**Task prompt:**
In the data, extract each line that holds the string "pour".

**Stored records:**
+ + + +

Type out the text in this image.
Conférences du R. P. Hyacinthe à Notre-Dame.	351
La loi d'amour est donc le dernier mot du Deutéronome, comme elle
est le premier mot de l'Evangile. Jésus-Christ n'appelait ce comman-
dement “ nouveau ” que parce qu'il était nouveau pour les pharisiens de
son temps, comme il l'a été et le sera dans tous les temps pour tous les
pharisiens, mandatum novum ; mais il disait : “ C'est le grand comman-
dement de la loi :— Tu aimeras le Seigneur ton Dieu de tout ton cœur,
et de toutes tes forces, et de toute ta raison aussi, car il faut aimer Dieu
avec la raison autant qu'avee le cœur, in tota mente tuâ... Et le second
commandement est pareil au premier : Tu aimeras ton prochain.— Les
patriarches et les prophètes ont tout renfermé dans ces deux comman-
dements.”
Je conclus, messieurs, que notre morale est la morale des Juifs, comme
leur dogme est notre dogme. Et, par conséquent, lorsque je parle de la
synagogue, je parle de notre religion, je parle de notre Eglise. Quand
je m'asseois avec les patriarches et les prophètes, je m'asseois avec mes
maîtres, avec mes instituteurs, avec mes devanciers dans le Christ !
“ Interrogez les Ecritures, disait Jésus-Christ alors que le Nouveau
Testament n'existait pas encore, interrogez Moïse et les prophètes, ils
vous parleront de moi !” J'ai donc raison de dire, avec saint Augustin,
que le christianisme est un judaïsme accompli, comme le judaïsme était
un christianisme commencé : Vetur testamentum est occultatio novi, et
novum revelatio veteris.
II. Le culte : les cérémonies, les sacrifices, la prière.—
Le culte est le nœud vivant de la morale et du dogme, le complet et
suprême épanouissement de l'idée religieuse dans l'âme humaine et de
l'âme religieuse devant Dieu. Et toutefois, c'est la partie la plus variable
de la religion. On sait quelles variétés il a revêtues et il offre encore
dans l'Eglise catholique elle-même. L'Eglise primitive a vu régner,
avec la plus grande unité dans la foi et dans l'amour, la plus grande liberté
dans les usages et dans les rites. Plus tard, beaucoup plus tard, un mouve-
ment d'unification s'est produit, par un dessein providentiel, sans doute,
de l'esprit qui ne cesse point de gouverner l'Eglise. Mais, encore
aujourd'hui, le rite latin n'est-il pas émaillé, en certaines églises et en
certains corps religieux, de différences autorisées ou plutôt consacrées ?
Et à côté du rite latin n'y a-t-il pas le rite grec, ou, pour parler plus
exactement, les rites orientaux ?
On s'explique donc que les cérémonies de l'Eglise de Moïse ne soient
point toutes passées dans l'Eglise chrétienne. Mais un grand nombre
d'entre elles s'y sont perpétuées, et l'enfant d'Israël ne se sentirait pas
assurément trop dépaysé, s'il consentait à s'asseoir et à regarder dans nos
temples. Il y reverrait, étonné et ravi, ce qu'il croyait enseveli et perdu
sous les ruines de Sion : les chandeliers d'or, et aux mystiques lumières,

+ + + +

**Output of the task:**
dement “ nouveau ” que parce qu'il était nouveau pour les pharisiens de
son temps, comme il l'a été et le sera dans tous les temps pour tous les
Et à côté du rite latin n'y a-t-il pas le rite grec, ou, pour parler plus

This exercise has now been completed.